=== Entries supplied ===

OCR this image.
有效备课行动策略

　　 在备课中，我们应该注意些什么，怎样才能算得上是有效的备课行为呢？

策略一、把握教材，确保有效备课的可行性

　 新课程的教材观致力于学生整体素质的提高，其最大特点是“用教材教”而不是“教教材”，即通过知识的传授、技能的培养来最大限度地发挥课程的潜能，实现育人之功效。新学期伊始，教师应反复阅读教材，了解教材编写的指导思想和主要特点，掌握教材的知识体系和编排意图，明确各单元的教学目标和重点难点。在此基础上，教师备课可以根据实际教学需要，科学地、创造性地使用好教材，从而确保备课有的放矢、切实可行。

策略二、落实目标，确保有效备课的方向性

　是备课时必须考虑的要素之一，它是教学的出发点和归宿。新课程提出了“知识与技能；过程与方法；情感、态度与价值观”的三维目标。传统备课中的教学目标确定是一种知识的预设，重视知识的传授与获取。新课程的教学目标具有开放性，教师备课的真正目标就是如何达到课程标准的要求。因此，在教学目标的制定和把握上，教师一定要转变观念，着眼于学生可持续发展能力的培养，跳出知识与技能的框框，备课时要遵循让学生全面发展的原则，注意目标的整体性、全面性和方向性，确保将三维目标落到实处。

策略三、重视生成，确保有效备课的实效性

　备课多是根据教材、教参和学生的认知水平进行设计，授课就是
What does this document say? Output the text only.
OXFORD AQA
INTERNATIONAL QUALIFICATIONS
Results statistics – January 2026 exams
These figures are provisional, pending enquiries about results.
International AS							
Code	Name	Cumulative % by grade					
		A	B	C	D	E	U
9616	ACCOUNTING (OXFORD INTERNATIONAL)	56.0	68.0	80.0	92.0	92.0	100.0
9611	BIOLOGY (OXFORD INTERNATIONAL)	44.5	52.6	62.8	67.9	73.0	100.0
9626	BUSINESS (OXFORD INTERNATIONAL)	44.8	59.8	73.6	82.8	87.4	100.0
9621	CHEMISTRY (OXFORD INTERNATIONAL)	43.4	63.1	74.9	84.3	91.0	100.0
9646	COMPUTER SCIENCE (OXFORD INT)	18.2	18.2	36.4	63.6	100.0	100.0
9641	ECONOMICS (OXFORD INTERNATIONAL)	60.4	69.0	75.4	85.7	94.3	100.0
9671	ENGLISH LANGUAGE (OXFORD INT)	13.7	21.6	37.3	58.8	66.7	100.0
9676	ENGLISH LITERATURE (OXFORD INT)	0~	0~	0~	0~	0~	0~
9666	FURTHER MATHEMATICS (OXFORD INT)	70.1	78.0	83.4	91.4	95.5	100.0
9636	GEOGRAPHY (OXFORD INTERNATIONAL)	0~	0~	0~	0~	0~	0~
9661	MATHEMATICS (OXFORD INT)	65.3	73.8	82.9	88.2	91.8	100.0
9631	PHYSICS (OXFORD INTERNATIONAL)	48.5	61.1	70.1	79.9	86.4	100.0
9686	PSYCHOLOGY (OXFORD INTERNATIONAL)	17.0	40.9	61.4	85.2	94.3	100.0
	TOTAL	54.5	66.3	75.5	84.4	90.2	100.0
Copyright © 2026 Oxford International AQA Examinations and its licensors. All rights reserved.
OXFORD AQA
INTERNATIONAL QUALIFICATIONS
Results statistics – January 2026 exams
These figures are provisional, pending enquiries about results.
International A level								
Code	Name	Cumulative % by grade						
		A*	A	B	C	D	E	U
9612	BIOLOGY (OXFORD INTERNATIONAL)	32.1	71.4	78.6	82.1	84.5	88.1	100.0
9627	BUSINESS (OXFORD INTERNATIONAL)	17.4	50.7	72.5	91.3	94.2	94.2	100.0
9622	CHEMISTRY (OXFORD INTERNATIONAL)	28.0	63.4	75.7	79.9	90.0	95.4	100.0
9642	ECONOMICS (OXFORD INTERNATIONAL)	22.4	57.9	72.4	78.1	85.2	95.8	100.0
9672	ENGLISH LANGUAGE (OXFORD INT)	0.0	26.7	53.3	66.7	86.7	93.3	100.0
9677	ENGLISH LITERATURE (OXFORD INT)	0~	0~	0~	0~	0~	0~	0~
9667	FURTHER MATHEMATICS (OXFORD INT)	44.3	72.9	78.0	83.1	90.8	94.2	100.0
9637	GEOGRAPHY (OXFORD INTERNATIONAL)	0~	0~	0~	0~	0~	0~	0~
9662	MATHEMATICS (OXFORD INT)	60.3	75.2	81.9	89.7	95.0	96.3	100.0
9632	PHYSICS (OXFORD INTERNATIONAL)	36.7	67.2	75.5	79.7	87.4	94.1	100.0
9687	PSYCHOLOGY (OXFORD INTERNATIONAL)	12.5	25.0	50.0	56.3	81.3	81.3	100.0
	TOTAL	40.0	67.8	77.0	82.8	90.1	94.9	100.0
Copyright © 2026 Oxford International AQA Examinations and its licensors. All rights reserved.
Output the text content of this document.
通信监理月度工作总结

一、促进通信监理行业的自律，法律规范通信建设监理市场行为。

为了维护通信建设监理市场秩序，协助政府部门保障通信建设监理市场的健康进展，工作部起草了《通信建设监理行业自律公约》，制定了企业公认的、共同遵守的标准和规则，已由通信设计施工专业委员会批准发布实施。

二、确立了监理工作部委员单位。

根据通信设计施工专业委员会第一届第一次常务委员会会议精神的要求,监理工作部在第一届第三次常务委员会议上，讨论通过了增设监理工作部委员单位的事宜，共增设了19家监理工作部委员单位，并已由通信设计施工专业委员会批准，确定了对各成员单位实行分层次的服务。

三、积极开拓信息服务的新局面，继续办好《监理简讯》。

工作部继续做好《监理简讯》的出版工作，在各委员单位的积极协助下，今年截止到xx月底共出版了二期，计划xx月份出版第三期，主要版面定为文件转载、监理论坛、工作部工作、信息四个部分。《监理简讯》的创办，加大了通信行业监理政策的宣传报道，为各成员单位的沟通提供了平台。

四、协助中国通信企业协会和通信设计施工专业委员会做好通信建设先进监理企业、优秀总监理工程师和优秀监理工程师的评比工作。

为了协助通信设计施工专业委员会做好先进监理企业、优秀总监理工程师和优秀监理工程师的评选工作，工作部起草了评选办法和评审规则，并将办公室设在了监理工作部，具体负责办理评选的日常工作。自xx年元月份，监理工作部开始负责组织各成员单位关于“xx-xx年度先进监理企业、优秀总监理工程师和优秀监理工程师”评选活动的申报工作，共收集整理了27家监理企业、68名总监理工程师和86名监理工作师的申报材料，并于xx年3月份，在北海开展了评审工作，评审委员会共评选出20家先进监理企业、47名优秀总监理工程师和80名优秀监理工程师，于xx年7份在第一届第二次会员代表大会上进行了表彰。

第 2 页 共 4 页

===

Locate the lines above that contain "Output" and copy them.

Answer for this exercise -
What does this document say? Output the text only.
Output the text content of this document.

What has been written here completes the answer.